Making a global impact

It is a technology that is bettering the lives of stroke patients around the world every single day. And when the Canadian Institutes of Health Research (CIHR), and the Canada Foundation for Innovation (CFI) were looking for success stories to show the immense impact funding for medical research has on human health, they found an amazing example in CT perfusion technology developed by Ting-Yim Lee, PhD.

This past year, Lee, was highlighted in a report by CIHR and CFI as an example of how Canada is a research leader in medical imaging but also to show how innovation in medical imaging is transforming health care.

“We are very proud of Lee’s accomplishments,” said Aaron Fenster, PhD, director of the Imaging Group at Robarts. “His work has demonstrated how our inventions are translated into clinical practice and are used to improve the health of patients world wide.”

Lee’s technology uses readily available CT scanners to measure blood flow in specific areas of the body. Using this method, emergency room physicians can quickly and easily image blood flow in the brain in the precious hours following a stroke, helping to determine which areas are at risk for cell death and which areas are already damaged.  

The license for the technology was sold to GE Healthcare and is now in use in hospitals in North America, Asia, Europe and Australia. “CT perfusion is used all over the world,” Lee said. “So this is truly international, and if you take into account the entire world, you would see an even larger scale of the benefit to patients.”

The report, released in January, demonstrates that Lee’s technology has a benefit to cost ratio of 2:1 in Canada alone – for every dollar that CFI and CIHR invested in Lee’s research, there is a $1.50 - $2.30 value directly accrued to stroke patients, with a net benefit to Canadians of between $42 million and $86 million.

Lee says it is extremely satisfying to see the results of his work quantified in this way. “It confirms what I initially thought when first I arrived in London back in 1988 when I first started this project,” he said.

Lee began work on CT perfusion following eight years of wandering in what he calls the “research wilderness.” When he returned to research, he was set on doing something that would be immediately clinically applicable and would have a direct impact on patients.   

That was more than two and half decades ago, and today, he says that the technology still has more potential he and his team continue to uncover. Most recently, they have been working on applications to use the technology to benefit liver cancer and heart attack patients.

Lee says the technology, which is currently in clinical trials, could have major implications for treatment of liver cancer and heart attack by helping to distinguish which patients will benefit from certain procedures and which will not.

“Without the continuous funding of CFI and CIHR for the past 20 years this would never have happened,” he said. “We were able to draw on support of public funding and that has been extremely important.”

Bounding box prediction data
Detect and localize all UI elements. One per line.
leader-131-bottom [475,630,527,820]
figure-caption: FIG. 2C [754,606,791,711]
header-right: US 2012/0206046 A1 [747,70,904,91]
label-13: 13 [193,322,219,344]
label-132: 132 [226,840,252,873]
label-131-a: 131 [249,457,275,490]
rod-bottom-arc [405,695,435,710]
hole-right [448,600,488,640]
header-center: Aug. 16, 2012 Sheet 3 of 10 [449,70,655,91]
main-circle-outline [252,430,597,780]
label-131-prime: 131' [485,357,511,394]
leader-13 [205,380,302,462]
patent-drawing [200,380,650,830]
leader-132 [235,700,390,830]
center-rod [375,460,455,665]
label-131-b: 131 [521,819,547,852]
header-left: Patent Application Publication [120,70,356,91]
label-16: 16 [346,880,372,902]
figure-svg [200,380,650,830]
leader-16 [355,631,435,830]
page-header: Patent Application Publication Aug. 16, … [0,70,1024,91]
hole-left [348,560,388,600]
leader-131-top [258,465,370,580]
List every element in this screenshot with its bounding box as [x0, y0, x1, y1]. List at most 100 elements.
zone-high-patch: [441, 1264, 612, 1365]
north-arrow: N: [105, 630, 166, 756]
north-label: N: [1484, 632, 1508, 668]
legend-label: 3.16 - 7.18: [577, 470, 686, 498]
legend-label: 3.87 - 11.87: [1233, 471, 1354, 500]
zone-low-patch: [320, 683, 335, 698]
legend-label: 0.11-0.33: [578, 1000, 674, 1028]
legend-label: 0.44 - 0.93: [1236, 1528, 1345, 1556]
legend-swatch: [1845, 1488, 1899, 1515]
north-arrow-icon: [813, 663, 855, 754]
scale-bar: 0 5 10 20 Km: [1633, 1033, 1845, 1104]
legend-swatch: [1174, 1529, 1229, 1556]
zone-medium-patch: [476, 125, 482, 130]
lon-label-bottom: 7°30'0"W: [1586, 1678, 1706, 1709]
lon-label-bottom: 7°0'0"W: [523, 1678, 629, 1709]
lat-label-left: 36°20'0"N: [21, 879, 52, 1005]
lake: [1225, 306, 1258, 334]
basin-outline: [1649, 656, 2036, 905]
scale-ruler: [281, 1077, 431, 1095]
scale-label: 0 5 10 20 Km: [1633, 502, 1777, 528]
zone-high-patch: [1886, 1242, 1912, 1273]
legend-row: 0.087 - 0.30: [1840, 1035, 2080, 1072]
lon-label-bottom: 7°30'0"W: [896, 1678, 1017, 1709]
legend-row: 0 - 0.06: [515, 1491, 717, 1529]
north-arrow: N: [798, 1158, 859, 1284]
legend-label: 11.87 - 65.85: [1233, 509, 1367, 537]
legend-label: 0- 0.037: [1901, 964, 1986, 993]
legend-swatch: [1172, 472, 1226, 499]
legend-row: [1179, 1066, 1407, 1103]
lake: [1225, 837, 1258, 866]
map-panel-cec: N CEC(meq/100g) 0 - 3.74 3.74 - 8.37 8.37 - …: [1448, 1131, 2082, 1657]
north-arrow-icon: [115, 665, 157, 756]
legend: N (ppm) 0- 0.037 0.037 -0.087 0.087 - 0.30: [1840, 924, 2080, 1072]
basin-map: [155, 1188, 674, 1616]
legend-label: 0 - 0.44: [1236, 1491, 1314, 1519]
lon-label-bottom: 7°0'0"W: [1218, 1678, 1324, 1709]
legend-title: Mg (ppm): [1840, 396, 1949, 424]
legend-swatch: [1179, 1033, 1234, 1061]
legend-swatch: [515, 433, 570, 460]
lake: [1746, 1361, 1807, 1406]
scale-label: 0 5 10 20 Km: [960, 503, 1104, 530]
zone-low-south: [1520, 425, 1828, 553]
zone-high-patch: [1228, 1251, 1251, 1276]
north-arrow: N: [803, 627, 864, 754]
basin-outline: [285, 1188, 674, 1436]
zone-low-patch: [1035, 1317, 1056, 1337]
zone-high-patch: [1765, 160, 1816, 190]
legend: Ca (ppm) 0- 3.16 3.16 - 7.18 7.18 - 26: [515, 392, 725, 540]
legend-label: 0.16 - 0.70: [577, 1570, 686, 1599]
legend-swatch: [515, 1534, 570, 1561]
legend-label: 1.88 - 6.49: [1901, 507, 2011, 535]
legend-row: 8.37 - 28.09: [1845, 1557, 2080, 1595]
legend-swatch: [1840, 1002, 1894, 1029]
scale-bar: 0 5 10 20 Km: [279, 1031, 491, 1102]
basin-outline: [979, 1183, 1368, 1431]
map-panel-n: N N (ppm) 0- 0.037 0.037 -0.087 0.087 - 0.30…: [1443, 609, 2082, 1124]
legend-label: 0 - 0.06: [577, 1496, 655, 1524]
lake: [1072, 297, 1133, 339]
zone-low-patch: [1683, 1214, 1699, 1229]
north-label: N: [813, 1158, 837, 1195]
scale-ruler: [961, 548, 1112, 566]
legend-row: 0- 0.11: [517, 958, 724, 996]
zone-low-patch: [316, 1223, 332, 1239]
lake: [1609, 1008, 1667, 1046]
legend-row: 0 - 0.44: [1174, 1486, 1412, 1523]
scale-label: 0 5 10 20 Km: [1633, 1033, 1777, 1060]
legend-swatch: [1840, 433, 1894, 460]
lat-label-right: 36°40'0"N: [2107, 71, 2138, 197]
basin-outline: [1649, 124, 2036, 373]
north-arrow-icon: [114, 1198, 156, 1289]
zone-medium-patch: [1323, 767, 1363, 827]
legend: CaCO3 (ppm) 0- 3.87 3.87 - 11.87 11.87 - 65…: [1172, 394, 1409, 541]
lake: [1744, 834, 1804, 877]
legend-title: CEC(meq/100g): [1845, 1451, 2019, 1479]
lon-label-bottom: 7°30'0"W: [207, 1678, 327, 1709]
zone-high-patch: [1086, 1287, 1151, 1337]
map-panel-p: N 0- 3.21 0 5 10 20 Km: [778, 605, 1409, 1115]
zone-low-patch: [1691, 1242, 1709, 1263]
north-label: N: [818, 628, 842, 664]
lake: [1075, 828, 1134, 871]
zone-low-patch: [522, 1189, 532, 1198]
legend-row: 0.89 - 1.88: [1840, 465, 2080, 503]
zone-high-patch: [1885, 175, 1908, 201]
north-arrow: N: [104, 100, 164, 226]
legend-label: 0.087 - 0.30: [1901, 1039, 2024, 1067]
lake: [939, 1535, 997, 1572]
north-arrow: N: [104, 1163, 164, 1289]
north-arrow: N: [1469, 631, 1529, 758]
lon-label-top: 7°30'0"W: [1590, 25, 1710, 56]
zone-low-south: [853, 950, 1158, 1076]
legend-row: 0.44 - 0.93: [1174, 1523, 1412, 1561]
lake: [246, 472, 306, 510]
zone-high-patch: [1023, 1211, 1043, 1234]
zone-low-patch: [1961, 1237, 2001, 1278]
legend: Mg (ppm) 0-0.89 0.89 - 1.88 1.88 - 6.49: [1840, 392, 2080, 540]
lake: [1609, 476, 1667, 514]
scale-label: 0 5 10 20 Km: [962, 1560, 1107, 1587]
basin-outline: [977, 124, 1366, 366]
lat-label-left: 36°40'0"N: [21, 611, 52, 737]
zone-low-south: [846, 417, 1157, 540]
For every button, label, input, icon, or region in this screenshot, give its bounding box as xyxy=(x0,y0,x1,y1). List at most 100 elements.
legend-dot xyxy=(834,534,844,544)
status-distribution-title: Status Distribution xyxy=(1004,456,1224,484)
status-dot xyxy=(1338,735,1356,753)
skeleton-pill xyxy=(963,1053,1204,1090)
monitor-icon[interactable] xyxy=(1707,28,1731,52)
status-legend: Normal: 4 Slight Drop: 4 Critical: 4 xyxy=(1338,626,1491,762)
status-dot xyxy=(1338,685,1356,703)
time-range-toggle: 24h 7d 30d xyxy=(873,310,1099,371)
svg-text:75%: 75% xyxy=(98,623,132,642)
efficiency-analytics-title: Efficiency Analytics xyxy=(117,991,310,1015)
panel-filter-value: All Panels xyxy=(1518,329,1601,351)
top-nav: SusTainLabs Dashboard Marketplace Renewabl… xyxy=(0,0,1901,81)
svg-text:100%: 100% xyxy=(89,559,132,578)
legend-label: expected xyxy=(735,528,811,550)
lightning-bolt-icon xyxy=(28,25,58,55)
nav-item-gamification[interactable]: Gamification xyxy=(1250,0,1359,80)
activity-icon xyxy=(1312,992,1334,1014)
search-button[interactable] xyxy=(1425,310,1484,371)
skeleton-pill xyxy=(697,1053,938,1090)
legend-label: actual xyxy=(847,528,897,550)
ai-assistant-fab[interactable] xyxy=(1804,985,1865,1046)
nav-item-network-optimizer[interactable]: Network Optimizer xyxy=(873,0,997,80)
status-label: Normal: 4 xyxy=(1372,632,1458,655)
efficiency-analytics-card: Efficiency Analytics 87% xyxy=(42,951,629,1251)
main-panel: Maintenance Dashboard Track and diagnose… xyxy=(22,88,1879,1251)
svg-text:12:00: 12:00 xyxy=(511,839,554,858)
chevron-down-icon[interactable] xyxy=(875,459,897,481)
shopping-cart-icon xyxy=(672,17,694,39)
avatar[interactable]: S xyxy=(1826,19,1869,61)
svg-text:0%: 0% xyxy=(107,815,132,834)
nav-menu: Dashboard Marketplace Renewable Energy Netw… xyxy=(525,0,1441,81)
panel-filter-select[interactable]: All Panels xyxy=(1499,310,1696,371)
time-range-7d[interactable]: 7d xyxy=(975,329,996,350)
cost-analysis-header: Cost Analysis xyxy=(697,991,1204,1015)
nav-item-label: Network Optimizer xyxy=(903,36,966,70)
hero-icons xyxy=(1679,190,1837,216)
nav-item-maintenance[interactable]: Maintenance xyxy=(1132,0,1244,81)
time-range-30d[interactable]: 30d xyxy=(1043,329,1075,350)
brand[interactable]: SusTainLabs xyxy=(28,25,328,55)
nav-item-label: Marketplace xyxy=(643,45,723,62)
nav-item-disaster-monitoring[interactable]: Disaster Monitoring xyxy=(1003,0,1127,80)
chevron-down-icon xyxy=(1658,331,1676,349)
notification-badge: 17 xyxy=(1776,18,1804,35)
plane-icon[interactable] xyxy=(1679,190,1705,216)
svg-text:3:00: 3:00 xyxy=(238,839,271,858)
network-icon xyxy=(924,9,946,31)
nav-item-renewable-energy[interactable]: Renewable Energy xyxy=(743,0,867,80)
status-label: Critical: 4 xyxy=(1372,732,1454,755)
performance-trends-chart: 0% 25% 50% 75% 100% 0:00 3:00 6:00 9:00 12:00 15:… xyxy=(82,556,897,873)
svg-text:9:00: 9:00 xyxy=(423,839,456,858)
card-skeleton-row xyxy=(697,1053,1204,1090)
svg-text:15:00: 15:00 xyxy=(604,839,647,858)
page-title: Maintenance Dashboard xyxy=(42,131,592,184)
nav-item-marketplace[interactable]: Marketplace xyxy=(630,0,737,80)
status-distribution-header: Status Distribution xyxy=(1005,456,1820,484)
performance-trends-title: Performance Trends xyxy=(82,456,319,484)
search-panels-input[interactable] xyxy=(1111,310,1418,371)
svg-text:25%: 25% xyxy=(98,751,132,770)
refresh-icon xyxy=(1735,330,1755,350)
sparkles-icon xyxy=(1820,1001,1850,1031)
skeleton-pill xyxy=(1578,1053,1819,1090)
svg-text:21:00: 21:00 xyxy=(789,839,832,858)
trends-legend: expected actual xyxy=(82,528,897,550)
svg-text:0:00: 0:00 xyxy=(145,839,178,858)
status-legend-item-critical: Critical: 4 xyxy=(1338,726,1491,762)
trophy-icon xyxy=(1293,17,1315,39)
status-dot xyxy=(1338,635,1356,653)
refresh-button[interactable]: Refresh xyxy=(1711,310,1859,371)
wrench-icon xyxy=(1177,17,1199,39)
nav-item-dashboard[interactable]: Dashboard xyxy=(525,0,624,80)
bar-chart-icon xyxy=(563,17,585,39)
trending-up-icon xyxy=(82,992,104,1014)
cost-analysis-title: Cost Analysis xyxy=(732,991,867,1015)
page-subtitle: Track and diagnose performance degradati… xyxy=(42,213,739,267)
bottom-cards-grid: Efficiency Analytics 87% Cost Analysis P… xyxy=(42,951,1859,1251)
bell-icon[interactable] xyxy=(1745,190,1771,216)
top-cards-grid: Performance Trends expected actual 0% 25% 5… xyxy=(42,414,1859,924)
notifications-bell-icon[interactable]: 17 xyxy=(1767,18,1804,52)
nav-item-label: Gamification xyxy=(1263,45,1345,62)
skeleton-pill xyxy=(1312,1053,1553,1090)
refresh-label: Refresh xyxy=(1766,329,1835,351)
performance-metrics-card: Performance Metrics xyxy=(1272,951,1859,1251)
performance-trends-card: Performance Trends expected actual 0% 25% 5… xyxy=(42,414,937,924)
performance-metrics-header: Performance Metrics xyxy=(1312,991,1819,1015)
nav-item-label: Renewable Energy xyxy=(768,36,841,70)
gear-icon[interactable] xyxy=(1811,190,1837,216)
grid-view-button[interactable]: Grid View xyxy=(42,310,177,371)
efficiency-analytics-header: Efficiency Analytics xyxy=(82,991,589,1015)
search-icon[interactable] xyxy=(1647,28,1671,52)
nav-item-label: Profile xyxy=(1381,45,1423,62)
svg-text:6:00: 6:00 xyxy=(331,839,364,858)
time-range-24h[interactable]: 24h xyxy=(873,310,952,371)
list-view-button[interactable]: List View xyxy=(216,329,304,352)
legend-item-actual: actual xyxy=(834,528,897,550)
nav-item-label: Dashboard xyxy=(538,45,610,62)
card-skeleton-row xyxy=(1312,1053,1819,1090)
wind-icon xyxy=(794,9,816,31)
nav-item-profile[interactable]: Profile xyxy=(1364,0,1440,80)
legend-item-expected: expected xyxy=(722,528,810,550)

Task to complete: Copy the CT perfusion article from "Making a global" up to and including "Ting-Yim Lee, PhD.", swapping in "stroke survivors" wherever "stroke patients" occurs.

Written response:
Making a global impact

It is a technology that is bettering the lives of stroke survivors around the world every single day. And when the Canadian Institutes of Health Research (CIHR), and the Canada Foundation for Innovation (CFI) were looking for success stories to show the immense impact funding for medical research has on human health, they found an amazing example in CT perfusion technology developed by Ting-Yim Lee, PhD.